**** Provided material

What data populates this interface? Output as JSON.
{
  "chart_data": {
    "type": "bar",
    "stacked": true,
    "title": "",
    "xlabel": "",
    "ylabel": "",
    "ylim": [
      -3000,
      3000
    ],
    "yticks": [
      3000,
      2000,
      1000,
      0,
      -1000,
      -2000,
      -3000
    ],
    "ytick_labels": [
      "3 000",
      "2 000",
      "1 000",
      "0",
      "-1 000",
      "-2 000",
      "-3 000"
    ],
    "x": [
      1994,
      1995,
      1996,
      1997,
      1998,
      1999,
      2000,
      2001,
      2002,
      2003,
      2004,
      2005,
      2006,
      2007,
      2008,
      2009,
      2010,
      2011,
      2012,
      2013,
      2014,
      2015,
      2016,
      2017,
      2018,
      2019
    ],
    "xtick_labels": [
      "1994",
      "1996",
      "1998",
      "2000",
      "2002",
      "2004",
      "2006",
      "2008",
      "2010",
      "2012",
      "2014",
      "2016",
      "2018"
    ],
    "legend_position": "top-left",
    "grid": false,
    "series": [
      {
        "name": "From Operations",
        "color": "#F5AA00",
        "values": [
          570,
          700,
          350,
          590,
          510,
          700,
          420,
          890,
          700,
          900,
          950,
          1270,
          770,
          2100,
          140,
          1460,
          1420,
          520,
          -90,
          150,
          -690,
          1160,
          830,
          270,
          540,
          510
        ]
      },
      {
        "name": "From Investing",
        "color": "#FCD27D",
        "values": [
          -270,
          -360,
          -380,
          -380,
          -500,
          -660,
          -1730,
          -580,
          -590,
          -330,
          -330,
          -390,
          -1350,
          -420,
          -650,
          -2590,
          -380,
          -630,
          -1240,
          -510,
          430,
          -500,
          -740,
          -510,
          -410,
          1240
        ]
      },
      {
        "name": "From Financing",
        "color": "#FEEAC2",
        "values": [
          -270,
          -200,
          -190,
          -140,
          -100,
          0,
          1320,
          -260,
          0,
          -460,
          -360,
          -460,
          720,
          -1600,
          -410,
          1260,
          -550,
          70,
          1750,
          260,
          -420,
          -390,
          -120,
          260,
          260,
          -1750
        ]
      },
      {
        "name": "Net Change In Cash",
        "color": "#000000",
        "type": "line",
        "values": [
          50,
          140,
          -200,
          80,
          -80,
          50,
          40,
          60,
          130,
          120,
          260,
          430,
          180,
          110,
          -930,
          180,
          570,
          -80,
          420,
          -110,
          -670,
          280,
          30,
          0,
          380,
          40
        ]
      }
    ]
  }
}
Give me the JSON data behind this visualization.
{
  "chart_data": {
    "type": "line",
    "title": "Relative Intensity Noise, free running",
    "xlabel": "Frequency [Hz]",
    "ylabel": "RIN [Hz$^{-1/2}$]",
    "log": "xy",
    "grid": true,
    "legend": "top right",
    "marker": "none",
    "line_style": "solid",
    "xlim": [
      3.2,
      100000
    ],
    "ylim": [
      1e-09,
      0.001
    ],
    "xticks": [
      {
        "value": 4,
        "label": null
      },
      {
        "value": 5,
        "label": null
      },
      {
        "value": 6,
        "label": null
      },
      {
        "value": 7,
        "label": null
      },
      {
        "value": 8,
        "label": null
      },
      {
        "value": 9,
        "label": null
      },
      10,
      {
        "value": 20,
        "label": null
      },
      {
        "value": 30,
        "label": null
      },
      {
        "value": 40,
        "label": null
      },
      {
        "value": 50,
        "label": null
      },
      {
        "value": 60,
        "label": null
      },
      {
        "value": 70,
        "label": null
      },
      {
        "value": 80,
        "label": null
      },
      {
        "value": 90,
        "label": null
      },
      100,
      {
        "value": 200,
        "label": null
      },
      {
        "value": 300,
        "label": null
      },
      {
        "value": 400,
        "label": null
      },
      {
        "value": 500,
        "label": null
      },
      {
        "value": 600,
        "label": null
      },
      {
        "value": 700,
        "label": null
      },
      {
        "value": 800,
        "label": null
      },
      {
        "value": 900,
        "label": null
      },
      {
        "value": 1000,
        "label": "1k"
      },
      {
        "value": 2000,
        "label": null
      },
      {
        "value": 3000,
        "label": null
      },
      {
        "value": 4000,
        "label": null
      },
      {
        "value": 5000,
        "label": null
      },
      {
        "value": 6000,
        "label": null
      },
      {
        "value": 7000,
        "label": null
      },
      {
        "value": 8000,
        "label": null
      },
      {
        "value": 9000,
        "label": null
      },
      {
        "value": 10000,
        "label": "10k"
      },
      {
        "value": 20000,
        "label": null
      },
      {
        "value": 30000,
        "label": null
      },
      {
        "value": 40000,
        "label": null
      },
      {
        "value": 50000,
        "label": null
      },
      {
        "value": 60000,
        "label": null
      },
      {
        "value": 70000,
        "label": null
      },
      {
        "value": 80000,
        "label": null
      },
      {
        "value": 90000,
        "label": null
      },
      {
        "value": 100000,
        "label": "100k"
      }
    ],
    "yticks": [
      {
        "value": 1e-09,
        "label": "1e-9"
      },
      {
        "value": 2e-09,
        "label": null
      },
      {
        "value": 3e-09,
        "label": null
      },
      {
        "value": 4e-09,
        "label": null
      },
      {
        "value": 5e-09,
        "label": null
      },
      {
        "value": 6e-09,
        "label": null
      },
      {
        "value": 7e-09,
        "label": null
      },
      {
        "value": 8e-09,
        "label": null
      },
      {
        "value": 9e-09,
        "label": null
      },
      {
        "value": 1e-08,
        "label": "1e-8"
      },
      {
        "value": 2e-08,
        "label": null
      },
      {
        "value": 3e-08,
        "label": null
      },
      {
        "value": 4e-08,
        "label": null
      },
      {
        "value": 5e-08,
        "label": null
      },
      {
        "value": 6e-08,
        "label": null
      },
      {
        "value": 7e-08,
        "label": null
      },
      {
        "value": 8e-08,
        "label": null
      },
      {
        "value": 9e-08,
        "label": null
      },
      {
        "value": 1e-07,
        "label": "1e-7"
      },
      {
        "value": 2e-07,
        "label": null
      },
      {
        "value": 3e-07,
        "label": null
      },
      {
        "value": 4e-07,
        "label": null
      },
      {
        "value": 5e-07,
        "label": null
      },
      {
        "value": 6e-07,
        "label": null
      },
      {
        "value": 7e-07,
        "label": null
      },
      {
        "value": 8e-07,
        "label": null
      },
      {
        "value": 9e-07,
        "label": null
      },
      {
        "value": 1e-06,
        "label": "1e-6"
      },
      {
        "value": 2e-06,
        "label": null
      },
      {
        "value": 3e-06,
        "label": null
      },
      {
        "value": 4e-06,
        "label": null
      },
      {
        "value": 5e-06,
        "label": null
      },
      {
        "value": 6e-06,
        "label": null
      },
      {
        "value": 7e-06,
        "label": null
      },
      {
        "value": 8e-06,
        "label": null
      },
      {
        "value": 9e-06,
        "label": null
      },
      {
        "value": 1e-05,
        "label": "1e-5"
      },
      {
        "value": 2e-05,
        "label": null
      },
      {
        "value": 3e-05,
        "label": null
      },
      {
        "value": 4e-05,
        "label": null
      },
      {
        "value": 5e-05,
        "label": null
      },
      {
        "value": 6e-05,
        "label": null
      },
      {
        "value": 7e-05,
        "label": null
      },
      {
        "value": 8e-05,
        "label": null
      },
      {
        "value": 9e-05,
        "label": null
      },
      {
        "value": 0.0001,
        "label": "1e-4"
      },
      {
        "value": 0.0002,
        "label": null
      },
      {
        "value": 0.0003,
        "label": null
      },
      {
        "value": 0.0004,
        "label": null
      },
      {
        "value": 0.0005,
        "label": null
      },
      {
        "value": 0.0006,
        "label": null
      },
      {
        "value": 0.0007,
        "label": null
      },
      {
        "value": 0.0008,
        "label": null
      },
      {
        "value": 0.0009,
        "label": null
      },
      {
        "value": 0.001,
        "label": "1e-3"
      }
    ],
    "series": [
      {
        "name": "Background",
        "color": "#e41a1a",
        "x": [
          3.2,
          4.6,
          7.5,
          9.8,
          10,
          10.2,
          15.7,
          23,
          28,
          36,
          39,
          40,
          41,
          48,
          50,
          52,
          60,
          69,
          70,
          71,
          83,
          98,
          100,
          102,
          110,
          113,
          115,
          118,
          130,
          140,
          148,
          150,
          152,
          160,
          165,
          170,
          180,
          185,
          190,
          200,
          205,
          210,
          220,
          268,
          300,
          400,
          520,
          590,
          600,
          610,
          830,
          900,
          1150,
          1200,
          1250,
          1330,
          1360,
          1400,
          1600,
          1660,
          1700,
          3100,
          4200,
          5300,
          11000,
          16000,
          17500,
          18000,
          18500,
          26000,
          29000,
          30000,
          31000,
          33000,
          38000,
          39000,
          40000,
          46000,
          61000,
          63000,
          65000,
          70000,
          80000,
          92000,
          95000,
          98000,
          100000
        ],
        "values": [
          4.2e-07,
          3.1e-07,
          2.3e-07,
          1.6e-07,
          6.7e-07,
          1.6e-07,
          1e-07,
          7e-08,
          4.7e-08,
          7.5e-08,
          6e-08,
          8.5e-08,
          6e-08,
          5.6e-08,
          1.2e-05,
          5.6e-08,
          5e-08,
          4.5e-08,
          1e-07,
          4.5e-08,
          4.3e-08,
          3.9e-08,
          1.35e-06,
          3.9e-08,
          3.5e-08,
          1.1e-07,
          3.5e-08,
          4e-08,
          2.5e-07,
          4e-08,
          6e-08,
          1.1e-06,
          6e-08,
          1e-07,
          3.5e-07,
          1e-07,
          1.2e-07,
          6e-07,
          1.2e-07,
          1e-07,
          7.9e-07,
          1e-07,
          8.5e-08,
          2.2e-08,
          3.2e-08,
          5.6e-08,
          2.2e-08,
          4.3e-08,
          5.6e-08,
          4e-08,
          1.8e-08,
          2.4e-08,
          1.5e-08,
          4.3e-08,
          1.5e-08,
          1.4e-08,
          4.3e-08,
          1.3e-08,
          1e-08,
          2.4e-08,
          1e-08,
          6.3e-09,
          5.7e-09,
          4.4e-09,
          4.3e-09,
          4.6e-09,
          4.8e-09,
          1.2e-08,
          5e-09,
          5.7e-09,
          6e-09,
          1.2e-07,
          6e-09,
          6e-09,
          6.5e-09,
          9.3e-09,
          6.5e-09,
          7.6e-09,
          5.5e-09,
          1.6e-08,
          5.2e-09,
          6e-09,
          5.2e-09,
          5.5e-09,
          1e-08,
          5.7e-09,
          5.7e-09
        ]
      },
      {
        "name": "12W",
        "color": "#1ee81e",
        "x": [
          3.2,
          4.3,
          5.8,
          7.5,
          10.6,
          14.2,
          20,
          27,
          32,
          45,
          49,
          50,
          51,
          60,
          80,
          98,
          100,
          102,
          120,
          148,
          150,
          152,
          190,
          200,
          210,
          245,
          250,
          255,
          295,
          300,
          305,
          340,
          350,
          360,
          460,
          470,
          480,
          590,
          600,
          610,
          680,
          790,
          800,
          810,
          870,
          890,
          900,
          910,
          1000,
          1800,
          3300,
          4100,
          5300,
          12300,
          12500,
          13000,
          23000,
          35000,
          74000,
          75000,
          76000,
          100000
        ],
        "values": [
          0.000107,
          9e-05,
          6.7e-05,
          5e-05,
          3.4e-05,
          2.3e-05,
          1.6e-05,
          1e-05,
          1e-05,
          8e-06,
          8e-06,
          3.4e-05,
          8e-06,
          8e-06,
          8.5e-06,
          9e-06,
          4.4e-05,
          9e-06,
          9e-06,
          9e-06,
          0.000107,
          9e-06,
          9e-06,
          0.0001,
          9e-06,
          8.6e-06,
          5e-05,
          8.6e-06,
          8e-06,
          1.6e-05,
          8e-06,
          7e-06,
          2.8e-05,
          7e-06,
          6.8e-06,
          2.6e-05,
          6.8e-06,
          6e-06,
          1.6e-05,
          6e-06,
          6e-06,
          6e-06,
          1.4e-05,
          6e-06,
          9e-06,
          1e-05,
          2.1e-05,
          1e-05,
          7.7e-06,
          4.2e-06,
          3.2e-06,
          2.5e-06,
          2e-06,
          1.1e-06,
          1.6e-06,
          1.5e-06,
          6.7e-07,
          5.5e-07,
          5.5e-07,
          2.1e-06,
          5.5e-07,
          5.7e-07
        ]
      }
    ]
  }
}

********

- Task to carry out: In the records above, how many lines include "JSON"? Give that number and nothing more.

- Result of this exercise: 2